* [Document segment]

§

The exhibit “Compost Paintings: The Cycle of Life” opens Friday June 1 with a reception from 5:30-8 p.m. at Maine Farmland Trust Gallery, 97 Main Street in Belfast. The show will feature a range of new works by Maine artist Ed Nadeau, including oils on canvas and compost drawings. In addition, Belfast artist Vincent Abaldo will create an interactive installation in the window of the gallery commenting on the same theme. The exhibit will be on display until July 11.

For a fine-art painter to devote a whole body of work to the subject of compost is certainly pushing the edge. But Ed Nadeau likes it that way. “Lots of art is rather safe these days,” he says. “Tough art has taken a back seat.”

Nadeau sees his compost paintings as metaphors about the cycle of life. Reminiscent of Monet’s Haystacks, yet distinctively different in content, they catalyze a dialogue about death and rebirth. In a culture that glorifies “progress” and likes to skip over our inevitable vulnerability, Nadeau’s art is a voice that echoes Wendell Berry’s:

To enrich the earth I have sowed clover and grass
to grow and die. I have plowed in the seeds
of winter grains and of various legumes,
their growth to be plowed in to enrich the earth.
I have stirred into the ground the offal
and the decay of the growth of past seasons
and so mended the earth and made its yield increase.
All this serves the dark. I am slowly falling
into the fund of things.
Excerpt from Wendell Berry’s Enriching the Earth

From this perspective, composting is not only a transformative process that takes what has died and recycles it into nourishment for new life, it’s an almost reverent act which reminds us of our place in the circle of life. “Only a people who longed to cheat death would neglect to build soil,” Berry says.

For Nadeau, there is a very personal connection to the death-rebirth symbolism conveyed by the Compost series. “My father died when I was fifteen,” he recounts. “It made me realize that come hell or high water, I should do what I really love – and that is painting. This idea of regeneration – the cycle of things dying and going back into the earth to help new things grow, is a real connection to my dad. It’s a metaphor.”

§

* [Task] Reproduce this part of the compost paintings article word for word, from "To enrich the earth I" up to and including "fund of things.". You won't need the records that come next.

[Dataset items]
§

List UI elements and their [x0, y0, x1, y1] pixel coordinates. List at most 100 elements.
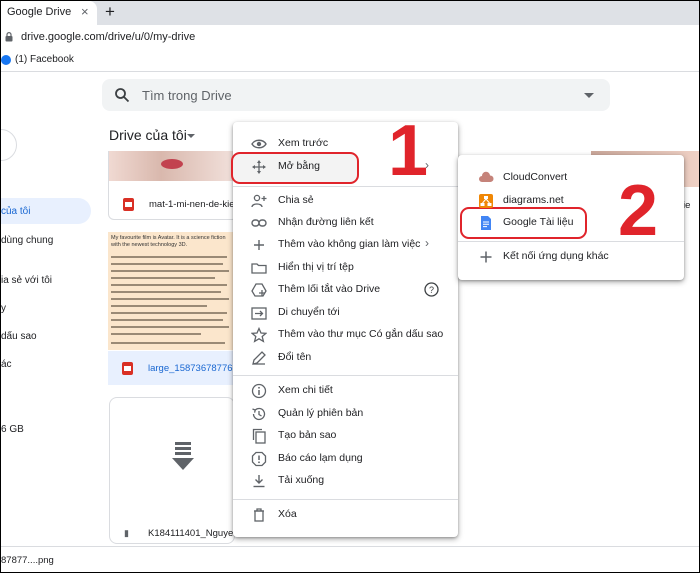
menu-item-download[interactable]: Tải xuống	[233, 470, 458, 492]
search-icon[interactable]	[114, 87, 130, 103]
info-icon	[251, 383, 267, 399]
cloudconvert-icon	[479, 171, 494, 182]
file-name[interactable]: mat-1-mi-nen-de-kieu	[149, 199, 237, 210]
drive-shortcut-icon	[251, 283, 267, 297]
menu-label: CloudConvert	[503, 171, 568, 183]
thumbnail-detail	[161, 159, 183, 169]
trash-icon	[254, 508, 264, 522]
file-thumbnail	[109, 151, 237, 181]
bookmarks-bar: (1) Facebook	[1, 51, 699, 72]
screenshot-frame: Google Drive × + drive.google.com/drive/…	[0, 0, 700, 573]
menu-item-delete[interactable]: Xóa	[233, 504, 458, 526]
menu-label: Thêm lối tắt vào Drive	[278, 283, 381, 295]
move-to-folder-icon	[251, 307, 267, 320]
menu-label: Thêm vào thư mục Có gắn dấu sao	[278, 328, 444, 340]
new-button[interactable]	[1, 129, 17, 161]
download-file-icon	[172, 442, 194, 470]
menu-label: Chia sẻ	[278, 194, 314, 206]
menu-divider	[233, 499, 458, 500]
sidebar-item-starred[interactable]: dấu sao	[1, 331, 37, 342]
file-name-right[interactable]: ie	[683, 200, 690, 211]
menu-label: Hiển thị vị trí tệp	[278, 261, 354, 273]
image-file-icon	[123, 198, 134, 211]
browser-tabstrip: Google Drive × +	[1, 1, 699, 25]
drive-search-bar[interactable]: Tìm trong Drive	[102, 79, 610, 111]
bookmark-facebook[interactable]: (1) Facebook	[15, 54, 74, 65]
menu-item-add-workspace[interactable]: Thêm vào không gian làm việc ›	[233, 234, 458, 256]
file-card[interactable]: ▮ K184111401_Nguyen	[109, 397, 239, 544]
sidebar-item-recent[interactable]: y	[1, 303, 6, 314]
file-type-icon: ▮	[124, 528, 129, 538]
image-file-icon	[122, 362, 133, 375]
report-icon	[251, 451, 267, 467]
menu-label: Xóa	[278, 508, 297, 520]
svg-text:?: ?	[429, 285, 434, 295]
menu-label: Xem chi tiết	[278, 384, 333, 396]
page-title[interactable]: Drive của tôi	[109, 127, 187, 143]
download-icon	[253, 475, 265, 488]
step-number-2: 2	[618, 171, 659, 251]
menu-label: Quản lý phiên bản	[278, 407, 364, 419]
doc-preview-text: My favourite film is Avatar. It is a sci…	[111, 235, 226, 248]
tab-close-icon[interactable]: ×	[81, 4, 89, 19]
menu-label: Tải xuống	[278, 474, 325, 486]
sidebar-item-my-drive[interactable]: của tôi	[1, 206, 30, 217]
menu-item-get-link[interactable]: Nhận đường liên kết	[233, 212, 458, 234]
pencil-icon	[252, 351, 266, 365]
search-input[interactable]: Tìm trong Drive	[142, 88, 232, 103]
sidebar-item-shared-drives[interactable]: dùng chung	[1, 235, 53, 246]
help-icon[interactable]: ?	[424, 282, 439, 297]
menu-label: Nhận đường liên kết	[278, 216, 374, 228]
menu-label: Google Tài liệu	[503, 216, 574, 228]
menu-label: Tạo bản sao	[278, 429, 337, 441]
menu-label: Báo cáo lạm dụng	[278, 452, 363, 464]
menu-item-add-starred[interactable]: Thêm vào thư mục Có gắn dấu sao	[233, 324, 458, 346]
menu-label: Mở bằng	[278, 160, 320, 172]
folder-icon	[251, 263, 267, 274]
file-name[interactable]: K184111401_Nguyen	[148, 528, 239, 539]
file-thumbnail-document[interactable]: My favourite film is Avatar. It is a sci…	[108, 232, 234, 350]
lock-icon	[5, 32, 13, 42]
menu-item-add-shortcut[interactable]: Thêm lối tắt vào Drive ?	[233, 279, 458, 301]
step-number-1: 1	[388, 111, 429, 191]
google-docs-icon	[481, 216, 491, 230]
file-card[interactable]: mat-1-mi-nen-de-kieu	[108, 151, 238, 220]
menu-item-versions[interactable]: Quản lý phiên bản	[233, 403, 458, 425]
browser-tab[interactable]: Google Drive ×	[1, 1, 97, 25]
new-tab-button[interactable]: +	[105, 2, 115, 22]
menu-label: Xem trước	[278, 137, 329, 149]
sidebar-item-trash[interactable]: ác	[1, 359, 12, 370]
copy-icon	[252, 428, 266, 444]
menu-label: diagrams.net	[503, 194, 564, 206]
menu-item-details[interactable]: Xem chi tiết	[233, 380, 458, 402]
menu-label: Thêm vào không gian làm việc	[278, 238, 421, 250]
menu-item-move-to[interactable]: Di chuyển tới	[233, 302, 458, 324]
file-card-selected[interactable]: large_158736787767	[108, 351, 238, 385]
download-shelf: 87877....png	[1, 546, 699, 572]
menu-item-rename[interactable]: Đổi tên	[233, 347, 458, 369]
menu-label: Kết nối ứng dụng khác	[503, 250, 609, 262]
search-options-icon[interactable]	[584, 93, 594, 98]
link-icon	[251, 219, 267, 227]
menu-item-report-abuse[interactable]: Báo cáo lạm dụng	[233, 448, 458, 470]
menu-item-make-copy[interactable]: Tạo bản sao	[233, 425, 458, 447]
chevron-down-icon[interactable]	[187, 134, 195, 138]
menu-divider	[233, 375, 458, 376]
menu-item-show-location[interactable]: Hiển thị vị trí tệp	[233, 257, 458, 279]
file-name[interactable]: large_158736787767	[148, 363, 238, 374]
history-icon	[252, 407, 266, 421]
tab-title: Google Drive	[7, 6, 72, 18]
plus-icon	[480, 251, 492, 263]
menu-item-share[interactable]: Chia sẻ	[233, 190, 458, 212]
address-bar[interactable]: drive.google.com/drive/u/0/my-drive	[1, 25, 699, 51]
menu-label: Di chuyển tới	[278, 306, 340, 318]
plus-icon	[254, 240, 264, 250]
download-item[interactable]: 87877....png	[1, 555, 54, 566]
move-arrows-icon	[252, 160, 266, 174]
diagrams-net-icon	[479, 194, 493, 208]
star-icon	[251, 327, 267, 343]
sidebar-item-shared-with-me[interactable]: ia sẻ với tôi	[1, 275, 52, 286]
facebook-icon	[1, 55, 11, 65]
eye-icon	[251, 139, 267, 149]
url-text[interactable]: drive.google.com/drive/u/0/my-drive	[21, 31, 195, 43]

§

* [Worked solution]
To enrich the earth I have sowed clover and grass
to grow and die. I have plowed in the seeds
of winter grains and of various legumes,
their growth to be plowed in to enrich the earth.
I have stirred into the ground the offal
and the decay of the growth of past seasons
and so mended the earth and made its yield increase.
All this serves the dark. I am slowly falling
into the fund of things.